> [Set problem] Do not include the pictures; repeat the rest of the data exactly.

Stored items

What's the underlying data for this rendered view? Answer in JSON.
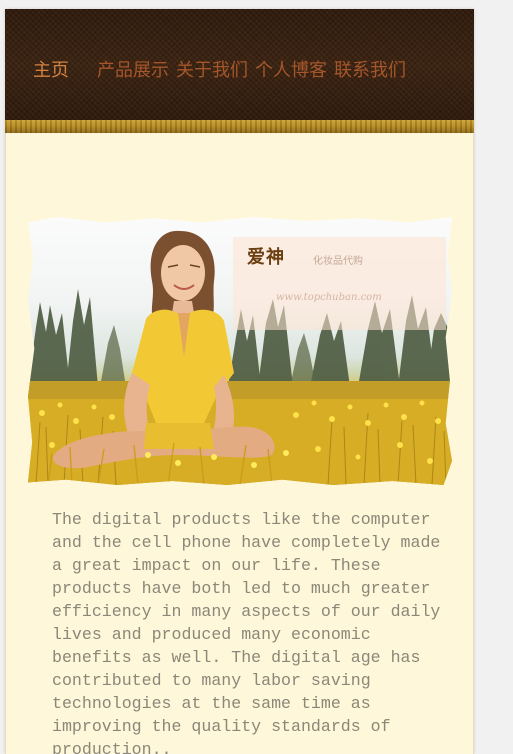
{
  "nav": {
    "items": [
      {
        "label": "主页",
        "active": true
      },
      {
        "label": "产品展示",
        "active": false
      },
      {
        "label": "关于我们",
        "active": false
      },
      {
        "label": "个人博客",
        "active": false
      },
      {
        "label": "联系我们",
        "active": false
      }
    ]
  },
  "banner": {
    "brand": "爱神",
    "subtitle": "化妆品代购",
    "url": "www.topchuban.com"
  },
  "article": {
    "text": "The digital products like the computer and the cell phone have completely made a great impact on our life. These products have both led to much greater efficiency in many aspects of our daily lives and produced many economic benefits as well. The digital age has contributed to many labor saving technologies at the same time as improving the quality standards of production.."
  },
  "colors": {
    "header_bg": "#35200e",
    "gold_strip": "#b98c1f",
    "nav_text": "#a5562a",
    "nav_active": "#d28342",
    "page_bg": "#fff7d9",
    "body_text": "#8b8779"
  }
}
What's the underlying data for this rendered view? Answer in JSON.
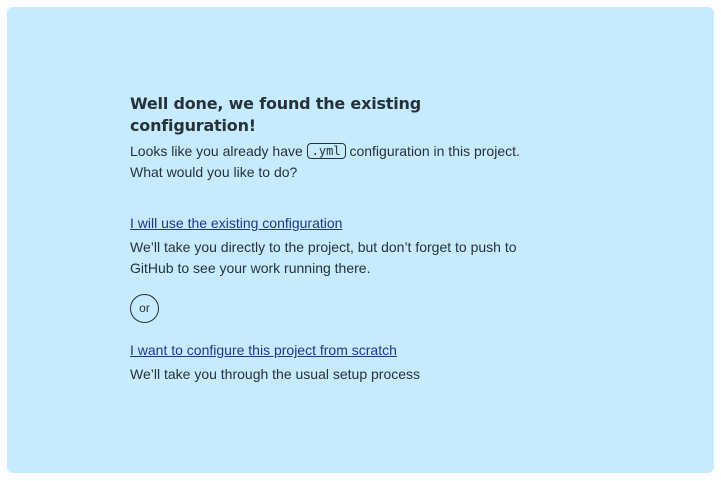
{
  "heading": "Well done, we found the existing configuration!",
  "intro": {
    "before_code": "Looks like you already have",
    "code": ".yml",
    "after_code": "configuration in this project.",
    "question": "What would you like to do?"
  },
  "options": [
    {
      "link": "I will use the existing configuration",
      "description": "We’ll take you directly to the project, but don’t forget to push to GitHub to see your work running there."
    },
    {
      "link": "I want to configure this project from scratch",
      "description": "We’ll take you through the usual setup process"
    }
  ],
  "separator": "or",
  "colors": {
    "panel_background": "#c6ebfe",
    "text": "#263238",
    "link": "#1b3a8a"
  }
}
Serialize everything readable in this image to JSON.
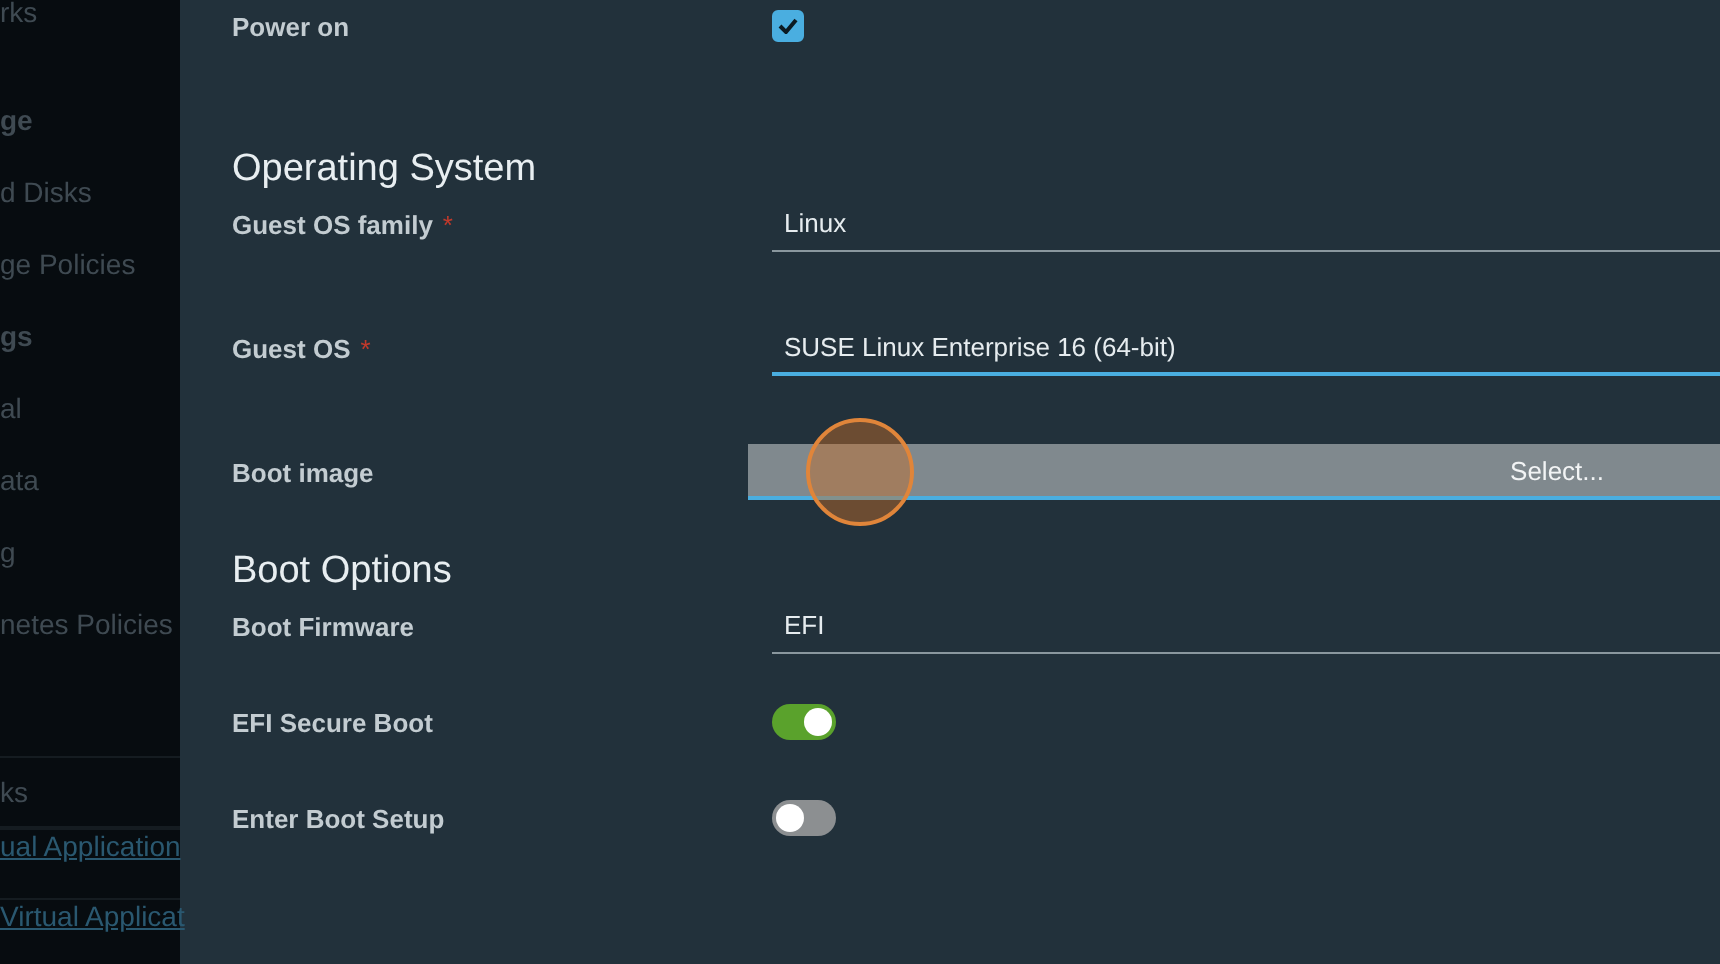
{
  "sidebar": {
    "items": [
      {
        "kind": "item",
        "text": "rks"
      },
      {
        "kind": "header",
        "text": "ge"
      },
      {
        "kind": "item",
        "text": "d Disks"
      },
      {
        "kind": "item",
        "text": "ge Policies"
      },
      {
        "kind": "header",
        "text": "gs"
      },
      {
        "kind": "item",
        "text": "al"
      },
      {
        "kind": "item",
        "text": "ata"
      },
      {
        "kind": "item",
        "text": "g"
      },
      {
        "kind": "item",
        "text": "netes Policies"
      },
      {
        "kind": "separator-item",
        "text": "ks"
      },
      {
        "kind": "spacer"
      },
      {
        "kind": "link",
        "text": "ual Application"
      },
      {
        "kind": "link",
        "text": "Virtual Applicat"
      }
    ]
  },
  "sections": [
    {
      "fields": [
        {
          "kind": "checkbox",
          "label": "Power on",
          "checked": true
        }
      ]
    },
    {
      "title": "Operating System",
      "fields": [
        {
          "kind": "select",
          "label": "Guest OS family",
          "required_mark": "*",
          "value": "Linux",
          "focused": false
        },
        {
          "kind": "select",
          "label": "Guest OS",
          "required_mark": "*",
          "value": "SUSE Linux Enterprise 16 (64-bit)",
          "focused": true
        },
        {
          "kind": "file",
          "label": "Boot image",
          "button": "Select...",
          "focused": true
        }
      ]
    },
    {
      "title": "Boot Options",
      "fields": [
        {
          "kind": "select",
          "label": "Boot Firmware",
          "value": "EFI",
          "focused": false
        },
        {
          "kind": "toggle",
          "label": "EFI Secure Boot",
          "on": true
        },
        {
          "kind": "toggle",
          "label": "Enter Boot Setup",
          "on": false
        }
      ]
    }
  ]
}
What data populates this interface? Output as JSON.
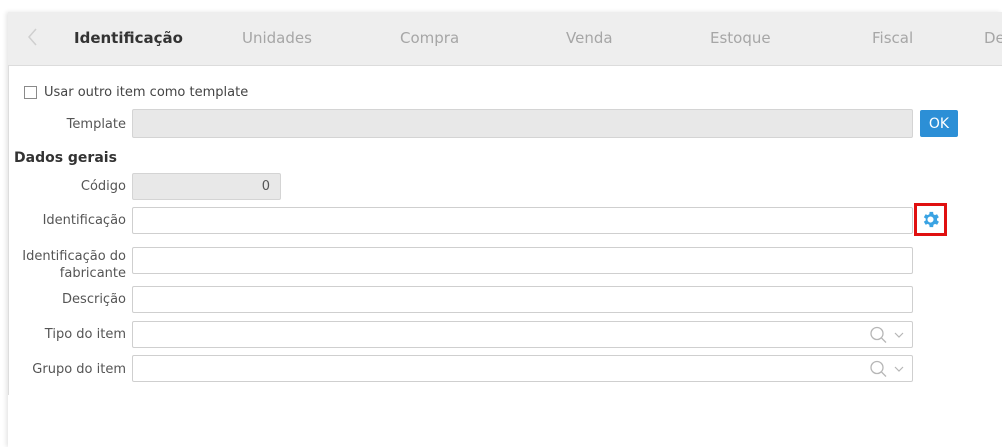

> [Solution for this problem]
What's the underlying data for this rendered view? Answer in JSON.
{
  "nav": {
    "items": [
      {
        "label": "主页",
        "active": true
      },
      {
        "label": "产品展示",
        "active": false
      },
      {
        "label": "关于我们",
        "active": false
      },
      {
        "label": "个人博客",
        "active": false
      },
      {
        "label": "联系我们",
        "active": false
      }
    ]
  },
  "banner": {
    "brand": "爱神",
    "subtitle": "化妆品代购",
    "url": "www.topchuban.com"
  },
  "article": {
    "text": "The digital products like the computer and the cell phone have completely made a great impact on our life. These products have both led to much greater efficiency in many aspects of our daily lives and produced many economic benefits as well. The digital age has contributed to many labor saving technologies at the same time as improving the quality standards of production.."
  },
  "colors": {
    "header_bg": "#35200e",
    "gold_strip": "#b98c1f",
    "nav_text": "#a5562a",
    "nav_active": "#d28342",
    "page_bg": "#fff7d9",
    "body_text": "#8b8779"
  }
}
What's the underlying data for this rendered view? Answer in JSON.
{
  "heading": "Well done, we found the existing configuration!",
  "intro": {
    "before_code": "Looks like you already have",
    "code": ".yml",
    "after_code": "configuration in this project.",
    "question": "What would you like to do?"
  },
  "options": [
    {
      "link": "I will use the existing configuration",
      "description": "We’ll take you directly to the project, but don’t forget to push to GitHub to see your work running there."
    },
    {
      "link": "I want to configure this project from scratch",
      "description": "We’ll take you through the usual setup process"
    }
  ],
  "separator": "or",
  "colors": {
    "panel_background": "#c6ebfe",
    "text": "#263238",
    "link": "#1b3a8a"
  }
}
Serialize everything readable in this image to JSON.
{
  "sidebar": {
    "items": [
      {
        "kind": "item",
        "text": "rks"
      },
      {
        "kind": "header",
        "text": "ge"
      },
      {
        "kind": "item",
        "text": "d Disks"
      },
      {
        "kind": "item",
        "text": "ge Policies"
      },
      {
        "kind": "header",
        "text": "gs"
      },
      {
        "kind": "item",
        "text": "al"
      },
      {
        "kind": "item",
        "text": "ata"
      },
      {
        "kind": "item",
        "text": "g"
      },
      {
        "kind": "item",
        "text": "netes Policies"
      },
      {
        "kind": "separator-item",
        "text": "ks"
      },
      {
        "kind": "spacer"
      },
      {
        "kind": "link",
        "text": "ual Application"
      },
      {
        "kind": "link",
        "text": "Virtual Applicat"
      }
    ]
  },
  "sections": [
    {
      "fields": [
        {
          "kind": "checkbox",
          "label": "Power on",
          "checked": true
        }
      ]
    },
    {
      "title": "Operating System",
      "fields": [
        {
          "kind": "select",
          "label": "Guest OS family",
          "required_mark": "*",
          "value": "Linux",
          "focused": false
        },
        {
          "kind": "select",
          "label": "Guest OS",
          "required_mark": "*",
          "value": "SUSE Linux Enterprise 16 (64-bit)",
          "focused": true
        },
        {
          "kind": "file",
          "label": "Boot image",
          "button": "Select...",
          "focused": true
        }
      ]
    },
    {
      "title": "Boot Options",
      "fields": [
        {
          "kind": "select",
          "label": "Boot Firmware",
          "value": "EFI",
          "focused": false
        },
        {
          "kind": "toggle",
          "label": "EFI Secure Boot",
          "on": true
        },
        {
          "kind": "toggle",
          "label": "Enter Boot Setup",
          "on": false
        }
      ]
    }
  ]
}
What data populates this interface? Output as JSON.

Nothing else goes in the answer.